Records supplied
"""

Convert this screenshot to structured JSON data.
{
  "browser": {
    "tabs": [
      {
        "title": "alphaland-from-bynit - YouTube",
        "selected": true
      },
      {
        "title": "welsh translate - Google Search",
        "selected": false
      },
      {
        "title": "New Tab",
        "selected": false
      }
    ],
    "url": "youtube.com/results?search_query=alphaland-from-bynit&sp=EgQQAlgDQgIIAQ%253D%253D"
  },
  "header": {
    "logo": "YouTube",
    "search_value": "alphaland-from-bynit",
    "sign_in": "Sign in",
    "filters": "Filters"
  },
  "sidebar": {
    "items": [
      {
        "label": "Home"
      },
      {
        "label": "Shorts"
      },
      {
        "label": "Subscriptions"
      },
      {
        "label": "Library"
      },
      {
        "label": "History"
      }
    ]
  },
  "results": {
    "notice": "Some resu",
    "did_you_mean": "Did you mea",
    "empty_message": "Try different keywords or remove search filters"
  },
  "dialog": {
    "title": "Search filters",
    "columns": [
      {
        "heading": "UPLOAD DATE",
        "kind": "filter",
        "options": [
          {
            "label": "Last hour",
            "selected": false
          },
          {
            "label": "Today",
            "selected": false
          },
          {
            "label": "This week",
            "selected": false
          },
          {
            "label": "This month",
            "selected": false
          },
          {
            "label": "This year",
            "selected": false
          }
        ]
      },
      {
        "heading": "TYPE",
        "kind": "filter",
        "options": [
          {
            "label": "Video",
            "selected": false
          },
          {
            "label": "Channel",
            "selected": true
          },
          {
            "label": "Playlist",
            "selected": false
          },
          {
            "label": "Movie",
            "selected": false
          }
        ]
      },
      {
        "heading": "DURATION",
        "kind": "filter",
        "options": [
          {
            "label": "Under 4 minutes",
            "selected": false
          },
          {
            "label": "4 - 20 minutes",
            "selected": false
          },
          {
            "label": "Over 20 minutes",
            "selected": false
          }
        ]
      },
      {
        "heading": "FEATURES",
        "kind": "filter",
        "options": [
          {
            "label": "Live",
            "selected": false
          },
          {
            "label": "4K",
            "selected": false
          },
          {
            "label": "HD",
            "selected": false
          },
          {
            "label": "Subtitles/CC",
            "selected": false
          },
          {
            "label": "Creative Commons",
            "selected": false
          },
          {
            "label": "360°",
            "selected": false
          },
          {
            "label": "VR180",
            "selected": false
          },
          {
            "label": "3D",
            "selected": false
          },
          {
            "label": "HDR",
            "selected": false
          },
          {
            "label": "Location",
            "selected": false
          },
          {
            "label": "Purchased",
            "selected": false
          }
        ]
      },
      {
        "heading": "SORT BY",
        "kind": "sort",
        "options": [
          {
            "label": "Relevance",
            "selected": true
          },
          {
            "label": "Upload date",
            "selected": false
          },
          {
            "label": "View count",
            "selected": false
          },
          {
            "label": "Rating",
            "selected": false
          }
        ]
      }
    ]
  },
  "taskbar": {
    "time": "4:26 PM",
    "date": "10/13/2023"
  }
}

"""

Among the lines of the data above, count those holding "minutes" and state only the number.

Solution to this task
3